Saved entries
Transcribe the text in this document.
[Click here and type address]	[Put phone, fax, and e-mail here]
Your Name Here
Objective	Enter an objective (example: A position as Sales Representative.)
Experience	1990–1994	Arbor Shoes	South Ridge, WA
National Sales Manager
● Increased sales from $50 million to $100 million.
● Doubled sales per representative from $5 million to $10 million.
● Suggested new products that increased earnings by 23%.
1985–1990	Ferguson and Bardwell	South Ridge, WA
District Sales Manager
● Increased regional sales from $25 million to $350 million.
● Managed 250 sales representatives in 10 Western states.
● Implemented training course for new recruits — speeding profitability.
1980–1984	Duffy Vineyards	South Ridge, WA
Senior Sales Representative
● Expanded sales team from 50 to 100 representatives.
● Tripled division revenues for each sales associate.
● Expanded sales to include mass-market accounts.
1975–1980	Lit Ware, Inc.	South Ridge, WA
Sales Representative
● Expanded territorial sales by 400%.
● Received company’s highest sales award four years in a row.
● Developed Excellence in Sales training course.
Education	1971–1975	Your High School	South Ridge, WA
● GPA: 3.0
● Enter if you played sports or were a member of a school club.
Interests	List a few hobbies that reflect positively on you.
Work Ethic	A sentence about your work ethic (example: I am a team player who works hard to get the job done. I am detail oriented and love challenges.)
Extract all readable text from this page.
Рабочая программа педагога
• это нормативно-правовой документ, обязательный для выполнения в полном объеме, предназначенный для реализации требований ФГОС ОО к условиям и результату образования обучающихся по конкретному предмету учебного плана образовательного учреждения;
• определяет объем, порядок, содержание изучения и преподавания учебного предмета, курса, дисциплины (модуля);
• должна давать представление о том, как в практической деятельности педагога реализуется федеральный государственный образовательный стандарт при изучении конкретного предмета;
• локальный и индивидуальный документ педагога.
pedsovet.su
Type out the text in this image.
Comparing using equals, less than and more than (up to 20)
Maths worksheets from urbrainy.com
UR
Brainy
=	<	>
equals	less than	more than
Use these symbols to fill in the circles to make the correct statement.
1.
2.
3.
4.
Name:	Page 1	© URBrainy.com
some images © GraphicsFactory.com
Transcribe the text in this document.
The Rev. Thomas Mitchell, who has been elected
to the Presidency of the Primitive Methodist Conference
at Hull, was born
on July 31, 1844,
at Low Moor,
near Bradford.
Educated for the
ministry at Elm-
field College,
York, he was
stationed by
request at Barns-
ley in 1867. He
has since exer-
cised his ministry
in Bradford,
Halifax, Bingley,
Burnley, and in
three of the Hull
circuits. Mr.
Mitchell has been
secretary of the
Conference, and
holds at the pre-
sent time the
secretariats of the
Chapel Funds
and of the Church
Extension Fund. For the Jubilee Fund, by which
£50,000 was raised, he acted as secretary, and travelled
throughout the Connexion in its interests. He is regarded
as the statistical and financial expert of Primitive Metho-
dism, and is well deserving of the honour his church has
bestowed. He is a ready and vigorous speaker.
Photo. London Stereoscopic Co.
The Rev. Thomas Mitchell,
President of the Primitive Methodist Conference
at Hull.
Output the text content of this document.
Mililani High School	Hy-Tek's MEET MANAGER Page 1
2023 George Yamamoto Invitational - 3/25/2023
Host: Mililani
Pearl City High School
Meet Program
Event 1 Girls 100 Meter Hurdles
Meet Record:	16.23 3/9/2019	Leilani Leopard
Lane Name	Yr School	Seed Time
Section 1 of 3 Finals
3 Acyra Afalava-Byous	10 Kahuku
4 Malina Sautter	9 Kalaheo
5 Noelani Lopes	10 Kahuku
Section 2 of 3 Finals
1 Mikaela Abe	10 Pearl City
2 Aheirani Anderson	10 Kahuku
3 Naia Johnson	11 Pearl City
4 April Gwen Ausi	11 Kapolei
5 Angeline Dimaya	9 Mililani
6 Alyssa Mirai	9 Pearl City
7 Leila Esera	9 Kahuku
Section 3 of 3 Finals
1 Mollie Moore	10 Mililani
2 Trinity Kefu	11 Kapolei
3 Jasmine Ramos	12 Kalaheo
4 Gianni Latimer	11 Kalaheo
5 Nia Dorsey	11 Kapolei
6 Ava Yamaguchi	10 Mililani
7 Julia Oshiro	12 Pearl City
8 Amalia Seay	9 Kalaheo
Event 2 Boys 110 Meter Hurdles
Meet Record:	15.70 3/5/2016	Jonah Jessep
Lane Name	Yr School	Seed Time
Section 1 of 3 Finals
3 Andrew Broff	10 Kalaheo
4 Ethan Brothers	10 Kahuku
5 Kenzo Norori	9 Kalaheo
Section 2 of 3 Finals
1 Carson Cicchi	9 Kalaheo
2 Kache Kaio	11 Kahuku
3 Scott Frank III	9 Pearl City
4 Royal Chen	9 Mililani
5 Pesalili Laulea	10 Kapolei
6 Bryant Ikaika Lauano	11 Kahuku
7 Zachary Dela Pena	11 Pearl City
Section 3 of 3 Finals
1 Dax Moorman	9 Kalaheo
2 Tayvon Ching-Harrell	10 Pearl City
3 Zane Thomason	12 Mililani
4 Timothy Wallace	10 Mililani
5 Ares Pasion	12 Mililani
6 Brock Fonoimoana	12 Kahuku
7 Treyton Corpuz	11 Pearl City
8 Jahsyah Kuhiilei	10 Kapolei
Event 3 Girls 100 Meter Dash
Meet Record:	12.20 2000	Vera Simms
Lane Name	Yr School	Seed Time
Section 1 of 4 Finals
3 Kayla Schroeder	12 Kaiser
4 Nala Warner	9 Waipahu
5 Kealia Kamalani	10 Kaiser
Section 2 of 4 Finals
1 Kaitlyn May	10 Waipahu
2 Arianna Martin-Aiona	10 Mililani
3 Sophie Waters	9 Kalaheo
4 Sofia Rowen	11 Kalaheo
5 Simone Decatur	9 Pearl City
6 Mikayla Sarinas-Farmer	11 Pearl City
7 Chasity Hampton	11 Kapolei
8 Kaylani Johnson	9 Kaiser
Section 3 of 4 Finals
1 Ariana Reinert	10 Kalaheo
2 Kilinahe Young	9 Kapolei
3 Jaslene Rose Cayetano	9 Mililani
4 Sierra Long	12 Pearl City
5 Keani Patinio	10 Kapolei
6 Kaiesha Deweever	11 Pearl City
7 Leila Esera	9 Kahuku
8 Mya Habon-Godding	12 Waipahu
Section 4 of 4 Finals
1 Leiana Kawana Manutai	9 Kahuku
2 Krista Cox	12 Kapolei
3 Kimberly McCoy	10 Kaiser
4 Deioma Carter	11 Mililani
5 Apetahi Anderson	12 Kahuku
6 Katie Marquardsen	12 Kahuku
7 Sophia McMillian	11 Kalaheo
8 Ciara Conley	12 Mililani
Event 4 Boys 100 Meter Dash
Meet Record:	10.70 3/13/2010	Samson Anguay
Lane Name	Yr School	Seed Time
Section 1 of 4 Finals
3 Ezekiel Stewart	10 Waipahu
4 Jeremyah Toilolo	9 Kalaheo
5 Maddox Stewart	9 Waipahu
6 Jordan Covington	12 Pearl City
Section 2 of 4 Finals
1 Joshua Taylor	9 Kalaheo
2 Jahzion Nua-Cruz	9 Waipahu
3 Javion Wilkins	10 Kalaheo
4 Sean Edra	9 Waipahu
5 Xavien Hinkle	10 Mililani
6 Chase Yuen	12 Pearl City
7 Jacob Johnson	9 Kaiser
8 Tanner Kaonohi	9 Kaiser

▶ Task objective:
Gather up every line in the data above that contains the word "secretary", copying each one.

▶ Solution to the problem:
secretary of the
£50,000 was raised, he acted as secretary, and travelled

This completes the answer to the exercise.